- Instructions for the task
Return the material word for word. Do not include the pictures.

- Extracted information
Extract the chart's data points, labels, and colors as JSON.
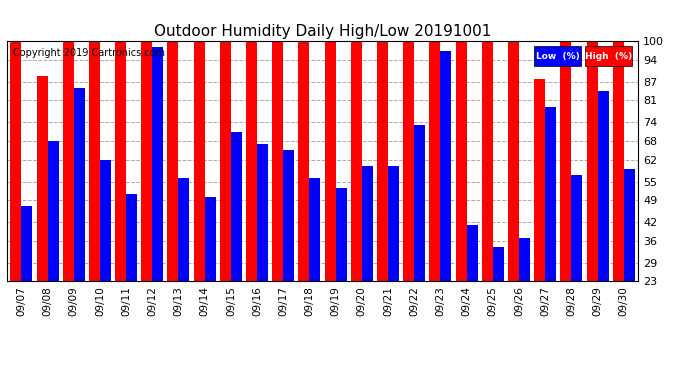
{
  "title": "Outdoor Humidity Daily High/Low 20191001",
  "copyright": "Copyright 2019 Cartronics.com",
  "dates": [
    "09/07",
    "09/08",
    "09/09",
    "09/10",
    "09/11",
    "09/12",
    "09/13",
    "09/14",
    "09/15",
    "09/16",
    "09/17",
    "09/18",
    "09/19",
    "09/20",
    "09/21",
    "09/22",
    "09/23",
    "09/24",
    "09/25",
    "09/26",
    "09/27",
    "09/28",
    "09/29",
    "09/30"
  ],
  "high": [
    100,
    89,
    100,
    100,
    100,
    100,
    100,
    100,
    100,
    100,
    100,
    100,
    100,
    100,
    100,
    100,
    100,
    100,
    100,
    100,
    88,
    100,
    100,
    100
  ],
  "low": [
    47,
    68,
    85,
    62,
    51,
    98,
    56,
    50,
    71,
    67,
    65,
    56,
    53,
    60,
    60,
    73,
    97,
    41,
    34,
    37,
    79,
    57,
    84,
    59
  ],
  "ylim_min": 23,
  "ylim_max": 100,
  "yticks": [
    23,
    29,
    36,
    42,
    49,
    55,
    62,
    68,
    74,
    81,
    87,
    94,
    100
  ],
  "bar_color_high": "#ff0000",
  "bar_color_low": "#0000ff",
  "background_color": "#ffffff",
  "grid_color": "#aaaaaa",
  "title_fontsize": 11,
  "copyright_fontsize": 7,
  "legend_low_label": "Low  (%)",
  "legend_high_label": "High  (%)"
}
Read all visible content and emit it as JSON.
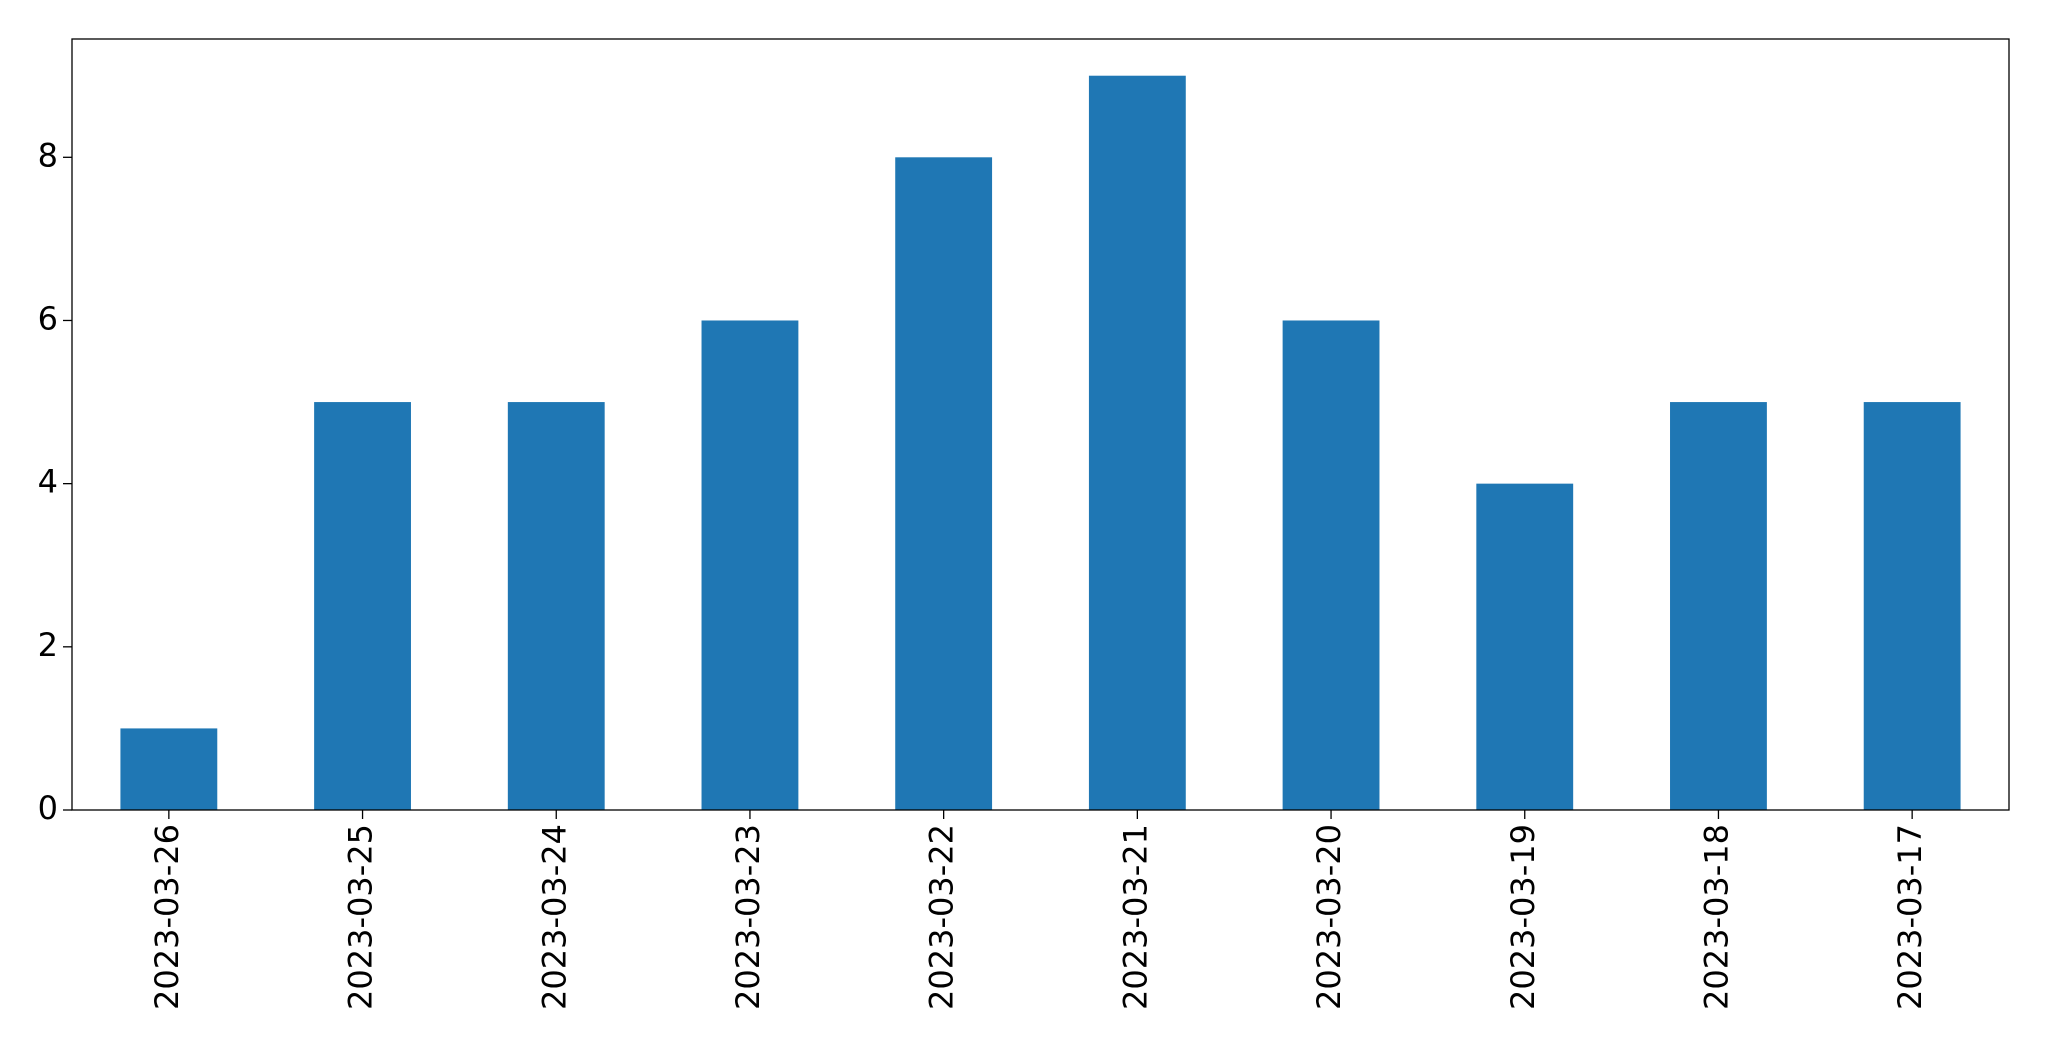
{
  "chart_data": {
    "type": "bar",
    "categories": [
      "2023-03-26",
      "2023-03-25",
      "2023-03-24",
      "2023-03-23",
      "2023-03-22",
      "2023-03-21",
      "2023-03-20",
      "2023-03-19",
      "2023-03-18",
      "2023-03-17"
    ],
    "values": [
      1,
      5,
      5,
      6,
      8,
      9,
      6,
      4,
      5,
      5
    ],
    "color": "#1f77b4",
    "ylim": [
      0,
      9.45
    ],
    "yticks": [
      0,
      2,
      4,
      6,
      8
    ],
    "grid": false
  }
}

- Written answer
Extract the chart's data points, labels, and colors as JSON.
{
  "title": "Outdoor Humidity Daily High/Low 20191001",
  "copyright": "Copyright 2019 Cartronics.com",
  "dates": [
    "09/07",
    "09/08",
    "09/09",
    "09/10",
    "09/11",
    "09/12",
    "09/13",
    "09/14",
    "09/15",
    "09/16",
    "09/17",
    "09/18",
    "09/19",
    "09/20",
    "09/21",
    "09/22",
    "09/23",
    "09/24",
    "09/25",
    "09/26",
    "09/27",
    "09/28",
    "09/29",
    "09/30"
  ],
  "high": [
    100,
    89,
    100,
    100,
    100,
    100,
    100,
    100,
    100,
    100,
    100,
    100,
    100,
    100,
    100,
    100,
    100,
    100,
    100,
    100,
    88,
    100,
    100,
    100
  ],
  "low": [
    47,
    68,
    85,
    62,
    51,
    98,
    56,
    50,
    71,
    67,
    65,
    56,
    53,
    60,
    60,
    73,
    97,
    41,
    34,
    37,
    79,
    57,
    84,
    59
  ],
  "ylim_min": 23,
  "ylim_max": 100,
  "yticks": [
    23,
    29,
    36,
    42,
    49,
    55,
    62,
    68,
    74,
    81,
    87,
    94,
    100
  ],
  "bar_color_high": "#ff0000",
  "bar_color_low": "#0000ff",
  "background_color": "#ffffff",
  "grid_color": "#aaaaaa",
  "title_fontsize": 11,
  "copyright_fontsize": 7,
  "legend_low_label": "Low  (%)",
  "legend_high_label": "High  (%)"
}
Read all visible content and emit it as JSON.
{
  "chart_data": {
    "type": "bar",
    "categories": [
      "2023-03-26",
      "2023-03-25",
      "2023-03-24",
      "2023-03-23",
      "2023-03-22",
      "2023-03-21",
      "2023-03-20",
      "2023-03-19",
      "2023-03-18",
      "2023-03-17"
    ],
    "values": [
      1,
      5,
      5,
      6,
      8,
      9,
      6,
      4,
      5,
      5
    ],
    "color": "#1f77b4",
    "ylim": [
      0,
      9.45
    ],
    "yticks": [
      0,
      2,
      4,
      6,
      8
    ],
    "grid": false
  }
}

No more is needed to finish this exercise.